[Figure content listings]
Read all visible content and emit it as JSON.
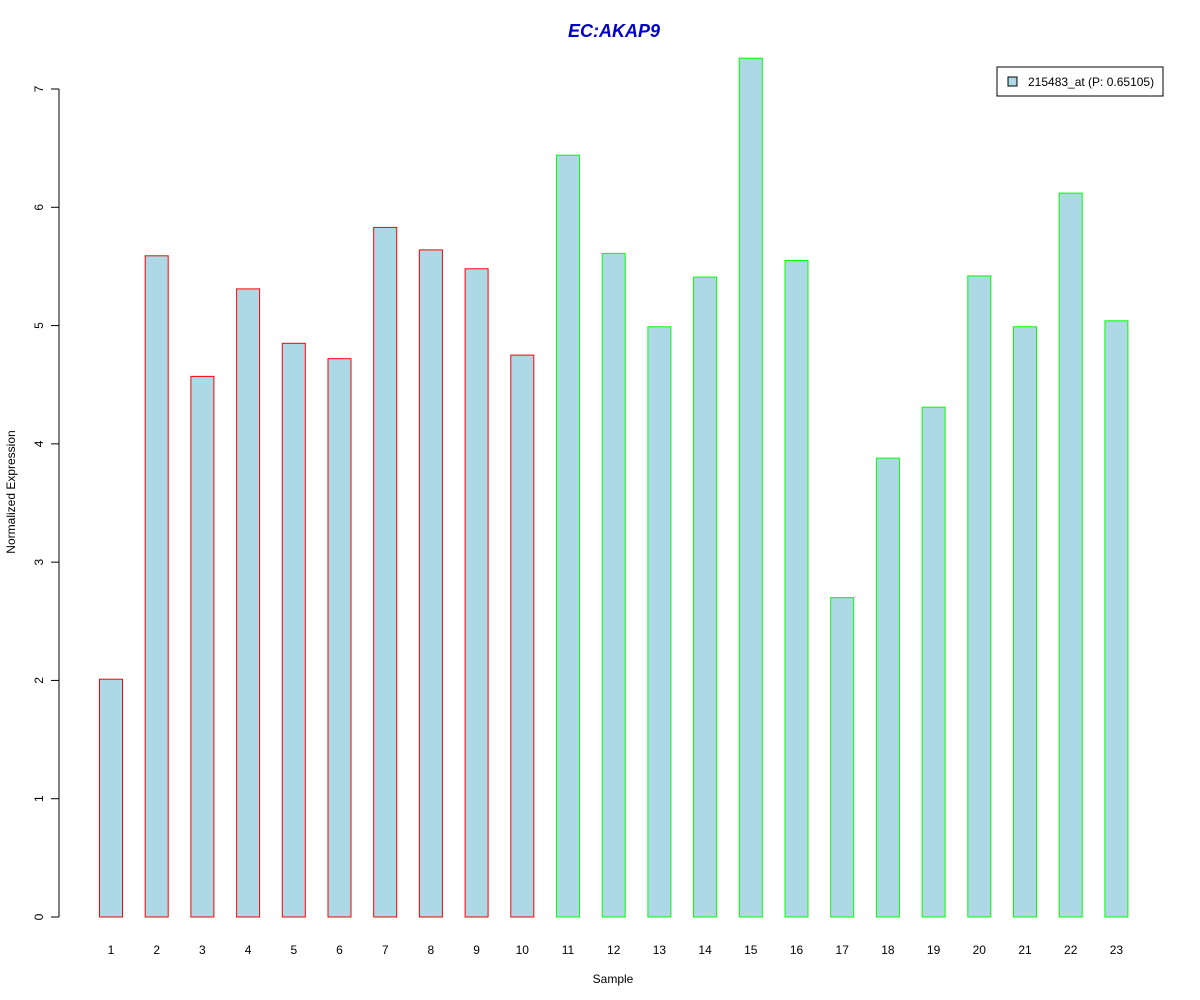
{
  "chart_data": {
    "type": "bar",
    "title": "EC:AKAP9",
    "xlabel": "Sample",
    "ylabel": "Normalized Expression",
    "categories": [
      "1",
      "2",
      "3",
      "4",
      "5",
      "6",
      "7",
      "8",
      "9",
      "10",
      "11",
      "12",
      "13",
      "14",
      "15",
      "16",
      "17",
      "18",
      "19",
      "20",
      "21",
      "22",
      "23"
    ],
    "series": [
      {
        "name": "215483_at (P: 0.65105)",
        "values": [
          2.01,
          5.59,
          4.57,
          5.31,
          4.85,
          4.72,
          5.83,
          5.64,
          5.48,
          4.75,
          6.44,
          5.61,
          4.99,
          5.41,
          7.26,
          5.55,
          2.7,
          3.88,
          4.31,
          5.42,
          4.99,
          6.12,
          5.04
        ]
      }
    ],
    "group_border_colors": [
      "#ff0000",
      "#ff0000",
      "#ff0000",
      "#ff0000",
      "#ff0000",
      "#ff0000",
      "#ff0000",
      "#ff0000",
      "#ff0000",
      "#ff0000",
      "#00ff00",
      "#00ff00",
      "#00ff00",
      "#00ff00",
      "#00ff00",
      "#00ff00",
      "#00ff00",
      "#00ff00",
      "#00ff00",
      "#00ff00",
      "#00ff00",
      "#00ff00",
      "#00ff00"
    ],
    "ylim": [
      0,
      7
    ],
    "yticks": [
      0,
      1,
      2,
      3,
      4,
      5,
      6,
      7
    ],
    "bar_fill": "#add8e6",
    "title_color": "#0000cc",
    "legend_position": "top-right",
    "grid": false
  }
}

THE TASK:
Transcribe the entries above verbatim, omitting their pictures.

FINISHED EXERCISE:
Read all visible content and emit it as JSON.
{
  "chart_data": {
    "type": "bar",
    "title": "EC:AKAP9",
    "xlabel": "Sample",
    "ylabel": "Normalized Expression",
    "categories": [
      "1",
      "2",
      "3",
      "4",
      "5",
      "6",
      "7",
      "8",
      "9",
      "10",
      "11",
      "12",
      "13",
      "14",
      "15",
      "16",
      "17",
      "18",
      "19",
      "20",
      "21",
      "22",
      "23"
    ],
    "series": [
      {
        "name": "215483_at (P: 0.65105)",
        "values": [
          2.01,
          5.59,
          4.57,
          5.31,
          4.85,
          4.72,
          5.83,
          5.64,
          5.48,
          4.75,
          6.44,
          5.61,
          4.99,
          5.41,
          7.26,
          5.55,
          2.7,
          3.88,
          4.31,
          5.42,
          4.99,
          6.12,
          5.04
        ]
      }
    ],
    "group_border_colors": [
      "#ff0000",
      "#ff0000",
      "#ff0000",
      "#ff0000",
      "#ff0000",
      "#ff0000",
      "#ff0000",
      "#ff0000",
      "#ff0000",
      "#ff0000",
      "#00ff00",
      "#00ff00",
      "#00ff00",
      "#00ff00",
      "#00ff00",
      "#00ff00",
      "#00ff00",
      "#00ff00",
      "#00ff00",
      "#00ff00",
      "#00ff00",
      "#00ff00",
      "#00ff00"
    ],
    "ylim": [
      0,
      7
    ],
    "yticks": [
      0,
      1,
      2,
      3,
      4,
      5,
      6,
      7
    ],
    "bar_fill": "#add8e6",
    "title_color": "#0000cc",
    "legend_position": "top-right",
    "grid": false
  }
}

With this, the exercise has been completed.